Set problem:
Reproduce the data verbatim, starting at its first line and ending at the line that contains "info-card: 02:54 PM", with both of those lines included.

★ ★ ★

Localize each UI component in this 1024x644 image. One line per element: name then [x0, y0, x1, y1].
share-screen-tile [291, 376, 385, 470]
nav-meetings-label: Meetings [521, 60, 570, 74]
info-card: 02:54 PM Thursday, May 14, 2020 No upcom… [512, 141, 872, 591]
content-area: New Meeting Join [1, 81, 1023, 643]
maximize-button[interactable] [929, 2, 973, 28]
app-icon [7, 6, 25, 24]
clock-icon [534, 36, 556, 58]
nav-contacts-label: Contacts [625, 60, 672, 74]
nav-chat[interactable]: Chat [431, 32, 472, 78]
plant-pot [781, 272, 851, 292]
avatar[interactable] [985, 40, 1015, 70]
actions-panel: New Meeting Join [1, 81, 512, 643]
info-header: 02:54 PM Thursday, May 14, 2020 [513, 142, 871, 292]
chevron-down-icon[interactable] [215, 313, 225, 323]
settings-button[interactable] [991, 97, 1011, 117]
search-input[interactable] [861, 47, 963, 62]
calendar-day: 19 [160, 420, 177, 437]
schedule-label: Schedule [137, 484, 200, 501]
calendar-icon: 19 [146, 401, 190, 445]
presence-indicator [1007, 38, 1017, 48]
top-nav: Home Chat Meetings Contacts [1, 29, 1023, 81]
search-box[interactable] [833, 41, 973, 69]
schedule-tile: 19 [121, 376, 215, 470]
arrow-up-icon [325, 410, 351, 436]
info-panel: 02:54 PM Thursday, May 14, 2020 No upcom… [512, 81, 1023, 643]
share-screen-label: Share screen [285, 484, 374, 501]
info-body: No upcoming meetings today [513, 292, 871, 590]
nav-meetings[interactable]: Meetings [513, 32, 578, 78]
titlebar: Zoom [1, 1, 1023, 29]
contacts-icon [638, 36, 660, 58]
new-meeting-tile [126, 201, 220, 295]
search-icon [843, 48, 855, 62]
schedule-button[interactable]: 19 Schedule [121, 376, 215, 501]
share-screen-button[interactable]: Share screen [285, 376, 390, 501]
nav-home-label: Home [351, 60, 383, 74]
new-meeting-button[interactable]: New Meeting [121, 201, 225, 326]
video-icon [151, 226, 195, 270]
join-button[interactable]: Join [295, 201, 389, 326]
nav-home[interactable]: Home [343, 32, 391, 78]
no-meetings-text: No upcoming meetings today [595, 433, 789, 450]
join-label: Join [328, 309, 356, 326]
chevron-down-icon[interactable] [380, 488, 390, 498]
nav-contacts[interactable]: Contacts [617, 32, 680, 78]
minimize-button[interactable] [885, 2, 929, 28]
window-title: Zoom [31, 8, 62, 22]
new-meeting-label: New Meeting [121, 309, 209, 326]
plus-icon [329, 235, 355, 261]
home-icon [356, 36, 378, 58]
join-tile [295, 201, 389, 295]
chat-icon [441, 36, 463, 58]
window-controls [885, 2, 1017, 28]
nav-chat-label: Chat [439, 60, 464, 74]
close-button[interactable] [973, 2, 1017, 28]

★ ★ ★

Answer to the task:
Localize each UI component in this 1024x644 image. One line per element: name then [x0, y0, x1, y1].
share-screen-tile [291, 376, 385, 470]
nav-meetings-label: Meetings [521, 60, 570, 74]
info-card: 02:54 PM Thursday, May 14, 2020 No upcom… [512, 141, 872, 591]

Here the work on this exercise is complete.